* Begin Data to process *

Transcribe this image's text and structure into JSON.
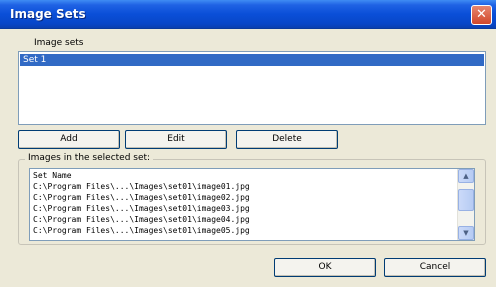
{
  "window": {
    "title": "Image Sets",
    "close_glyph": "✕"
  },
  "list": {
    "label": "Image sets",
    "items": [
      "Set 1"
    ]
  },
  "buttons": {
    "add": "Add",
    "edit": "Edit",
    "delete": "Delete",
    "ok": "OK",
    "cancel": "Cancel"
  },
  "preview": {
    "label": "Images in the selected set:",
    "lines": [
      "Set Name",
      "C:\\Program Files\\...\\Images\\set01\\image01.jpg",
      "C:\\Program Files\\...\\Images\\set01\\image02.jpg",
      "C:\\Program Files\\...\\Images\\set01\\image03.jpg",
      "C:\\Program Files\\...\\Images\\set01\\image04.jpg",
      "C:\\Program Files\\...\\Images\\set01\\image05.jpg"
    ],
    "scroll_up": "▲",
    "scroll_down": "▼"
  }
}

* End Data to process *

- **Instructions for the task**: Repeat everything in the records precisely. Images are excluded from the copy.

- **Finished answer**:
Transcribe this image's text and structure into JSON.
{
  "window": {
    "title": "Image Sets",
    "close_glyph": "✕"
  },
  "list": {
    "label": "Image sets",
    "items": [
      "Set 1"
    ]
  },
  "buttons": {
    "add": "Add",
    "edit": "Edit",
    "delete": "Delete",
    "ok": "OK",
    "cancel": "Cancel"
  },
  "preview": {
    "label": "Images in the selected set:",
    "lines": [
      "Set Name",
      "C:\\Program Files\\...\\Images\\set01\\image01.jpg",
      "C:\\Program Files\\...\\Images\\set01\\image02.jpg",
      "C:\\Program Files\\...\\Images\\set01\\image03.jpg",
      "C:\\Program Files\\...\\Images\\set01\\image04.jpg",
      "C:\\Program Files\\...\\Images\\set01\\image05.jpg"
    ],
    "scroll_up": "▲",
    "scroll_down": "▼"
  }
}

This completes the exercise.